Exercise: In the entries below, find the lines with the word "approved" and copy them.

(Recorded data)
⁂

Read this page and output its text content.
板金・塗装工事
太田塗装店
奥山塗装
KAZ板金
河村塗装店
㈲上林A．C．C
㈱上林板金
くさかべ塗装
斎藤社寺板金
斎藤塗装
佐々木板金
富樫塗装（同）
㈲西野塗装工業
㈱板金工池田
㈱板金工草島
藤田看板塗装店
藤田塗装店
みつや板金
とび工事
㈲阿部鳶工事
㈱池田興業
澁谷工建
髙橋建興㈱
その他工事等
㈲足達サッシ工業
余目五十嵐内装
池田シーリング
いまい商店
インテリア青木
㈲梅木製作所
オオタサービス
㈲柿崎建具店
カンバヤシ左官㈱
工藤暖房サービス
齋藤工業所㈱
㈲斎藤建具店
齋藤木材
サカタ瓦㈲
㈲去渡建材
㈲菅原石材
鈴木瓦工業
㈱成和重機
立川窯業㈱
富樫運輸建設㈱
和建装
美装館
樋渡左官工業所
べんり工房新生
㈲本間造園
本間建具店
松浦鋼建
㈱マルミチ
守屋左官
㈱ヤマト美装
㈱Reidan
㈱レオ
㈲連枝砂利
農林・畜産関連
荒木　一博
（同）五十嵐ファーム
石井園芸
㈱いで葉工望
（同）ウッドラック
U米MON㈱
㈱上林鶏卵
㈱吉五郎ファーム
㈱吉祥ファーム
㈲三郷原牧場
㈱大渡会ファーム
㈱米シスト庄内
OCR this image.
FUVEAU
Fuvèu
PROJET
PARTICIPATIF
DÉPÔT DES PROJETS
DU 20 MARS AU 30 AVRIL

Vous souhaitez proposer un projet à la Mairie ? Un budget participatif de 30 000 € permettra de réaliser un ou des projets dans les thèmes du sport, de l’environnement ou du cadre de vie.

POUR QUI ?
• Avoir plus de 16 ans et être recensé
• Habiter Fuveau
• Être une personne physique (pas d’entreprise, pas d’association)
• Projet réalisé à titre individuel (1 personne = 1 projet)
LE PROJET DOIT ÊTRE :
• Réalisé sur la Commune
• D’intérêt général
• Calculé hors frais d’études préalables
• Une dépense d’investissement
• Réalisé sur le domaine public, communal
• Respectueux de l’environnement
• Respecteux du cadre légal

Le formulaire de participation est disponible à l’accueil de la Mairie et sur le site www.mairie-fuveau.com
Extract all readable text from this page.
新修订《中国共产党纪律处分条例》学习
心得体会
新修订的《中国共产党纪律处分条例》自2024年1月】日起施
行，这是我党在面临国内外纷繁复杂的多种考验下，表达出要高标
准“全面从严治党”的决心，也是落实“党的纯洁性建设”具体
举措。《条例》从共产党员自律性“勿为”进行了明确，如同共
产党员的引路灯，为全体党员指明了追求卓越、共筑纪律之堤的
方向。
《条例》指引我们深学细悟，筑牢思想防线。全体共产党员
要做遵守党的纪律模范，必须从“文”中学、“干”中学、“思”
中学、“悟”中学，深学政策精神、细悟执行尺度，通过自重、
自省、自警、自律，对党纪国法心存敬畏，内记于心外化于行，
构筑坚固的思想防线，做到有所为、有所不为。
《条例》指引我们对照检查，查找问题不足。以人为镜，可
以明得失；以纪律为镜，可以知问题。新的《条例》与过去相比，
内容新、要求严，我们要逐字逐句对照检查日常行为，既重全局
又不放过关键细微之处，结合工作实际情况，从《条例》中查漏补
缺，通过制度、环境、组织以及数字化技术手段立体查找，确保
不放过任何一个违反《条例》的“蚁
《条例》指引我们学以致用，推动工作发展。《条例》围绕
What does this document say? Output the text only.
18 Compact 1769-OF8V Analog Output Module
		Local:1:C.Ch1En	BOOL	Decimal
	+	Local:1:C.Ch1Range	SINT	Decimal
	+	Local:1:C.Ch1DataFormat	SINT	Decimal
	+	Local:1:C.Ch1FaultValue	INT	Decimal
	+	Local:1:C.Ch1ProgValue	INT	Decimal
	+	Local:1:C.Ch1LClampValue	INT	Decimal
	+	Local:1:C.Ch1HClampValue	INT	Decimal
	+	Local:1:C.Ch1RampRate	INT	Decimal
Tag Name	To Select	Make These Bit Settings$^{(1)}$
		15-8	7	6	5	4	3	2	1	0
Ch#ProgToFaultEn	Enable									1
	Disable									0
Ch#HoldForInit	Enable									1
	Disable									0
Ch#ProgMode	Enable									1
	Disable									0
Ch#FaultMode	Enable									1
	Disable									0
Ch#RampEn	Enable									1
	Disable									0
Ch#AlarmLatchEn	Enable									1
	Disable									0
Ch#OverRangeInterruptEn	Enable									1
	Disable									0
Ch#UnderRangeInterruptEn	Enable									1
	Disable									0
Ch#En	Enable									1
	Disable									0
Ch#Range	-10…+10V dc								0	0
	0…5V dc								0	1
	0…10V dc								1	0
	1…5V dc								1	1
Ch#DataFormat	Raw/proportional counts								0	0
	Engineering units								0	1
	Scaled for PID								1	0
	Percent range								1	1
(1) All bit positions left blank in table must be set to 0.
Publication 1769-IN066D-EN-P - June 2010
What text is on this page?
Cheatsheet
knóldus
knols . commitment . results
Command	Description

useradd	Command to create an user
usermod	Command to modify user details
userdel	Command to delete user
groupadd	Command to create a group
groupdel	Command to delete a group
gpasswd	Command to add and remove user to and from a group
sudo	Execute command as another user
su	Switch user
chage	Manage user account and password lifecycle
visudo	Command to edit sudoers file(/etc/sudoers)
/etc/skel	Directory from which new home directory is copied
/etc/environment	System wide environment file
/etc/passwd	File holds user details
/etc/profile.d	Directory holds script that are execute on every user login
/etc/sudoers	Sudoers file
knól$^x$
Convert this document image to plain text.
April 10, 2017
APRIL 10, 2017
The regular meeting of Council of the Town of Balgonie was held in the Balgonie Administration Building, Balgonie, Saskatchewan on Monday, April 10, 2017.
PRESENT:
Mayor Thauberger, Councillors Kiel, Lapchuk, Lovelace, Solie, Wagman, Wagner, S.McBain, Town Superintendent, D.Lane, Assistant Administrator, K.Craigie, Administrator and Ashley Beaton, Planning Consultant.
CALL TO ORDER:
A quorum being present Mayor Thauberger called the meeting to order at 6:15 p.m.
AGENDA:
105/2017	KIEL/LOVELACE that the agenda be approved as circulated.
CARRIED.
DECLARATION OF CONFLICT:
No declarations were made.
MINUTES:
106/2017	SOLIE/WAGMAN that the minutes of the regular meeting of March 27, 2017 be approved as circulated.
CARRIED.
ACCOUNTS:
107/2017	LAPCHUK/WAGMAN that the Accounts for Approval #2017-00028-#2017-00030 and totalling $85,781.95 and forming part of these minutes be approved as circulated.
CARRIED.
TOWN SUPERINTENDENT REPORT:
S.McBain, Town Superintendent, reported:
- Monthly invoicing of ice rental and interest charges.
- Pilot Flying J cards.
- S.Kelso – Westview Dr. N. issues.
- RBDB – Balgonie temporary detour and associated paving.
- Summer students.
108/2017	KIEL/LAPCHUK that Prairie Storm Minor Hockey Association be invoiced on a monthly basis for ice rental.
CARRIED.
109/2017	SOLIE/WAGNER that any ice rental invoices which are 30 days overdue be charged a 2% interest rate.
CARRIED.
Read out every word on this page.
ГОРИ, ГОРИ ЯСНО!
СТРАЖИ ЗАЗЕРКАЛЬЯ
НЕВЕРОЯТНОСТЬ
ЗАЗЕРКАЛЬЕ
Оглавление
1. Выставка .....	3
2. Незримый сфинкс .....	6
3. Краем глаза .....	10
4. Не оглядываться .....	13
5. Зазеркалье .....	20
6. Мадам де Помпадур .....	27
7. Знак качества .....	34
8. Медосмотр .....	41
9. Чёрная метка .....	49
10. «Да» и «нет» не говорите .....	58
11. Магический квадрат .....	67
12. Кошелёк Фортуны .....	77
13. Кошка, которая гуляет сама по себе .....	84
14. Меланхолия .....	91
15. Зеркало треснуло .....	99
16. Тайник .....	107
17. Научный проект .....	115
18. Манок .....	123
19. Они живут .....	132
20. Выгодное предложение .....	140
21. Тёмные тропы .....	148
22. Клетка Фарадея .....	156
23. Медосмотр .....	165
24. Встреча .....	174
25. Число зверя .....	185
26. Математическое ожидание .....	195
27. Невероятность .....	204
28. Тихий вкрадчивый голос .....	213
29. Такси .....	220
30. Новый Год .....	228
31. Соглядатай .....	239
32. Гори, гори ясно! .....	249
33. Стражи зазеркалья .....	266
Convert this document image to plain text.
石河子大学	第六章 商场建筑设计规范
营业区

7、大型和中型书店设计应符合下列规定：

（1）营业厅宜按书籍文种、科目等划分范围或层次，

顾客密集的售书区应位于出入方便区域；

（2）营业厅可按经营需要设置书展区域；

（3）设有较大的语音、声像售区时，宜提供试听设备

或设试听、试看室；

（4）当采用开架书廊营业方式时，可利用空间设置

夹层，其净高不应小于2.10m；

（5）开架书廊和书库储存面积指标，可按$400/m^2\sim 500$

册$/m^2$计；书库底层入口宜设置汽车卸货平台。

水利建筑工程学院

⁂

Right answer:
105/2017	KIEL/LOVELACE that the agenda be approved as circulated.
106/2017	SOLIE/WAGMAN that the minutes of the regular meeting of March 27, 2017 be approved as circulated.
107/2017	LAPCHUK/WAGMAN that the Accounts for Approval #2017-00028-#2017-00030 and totalling $85,781.95 and forming part of these minutes be approved as circulated.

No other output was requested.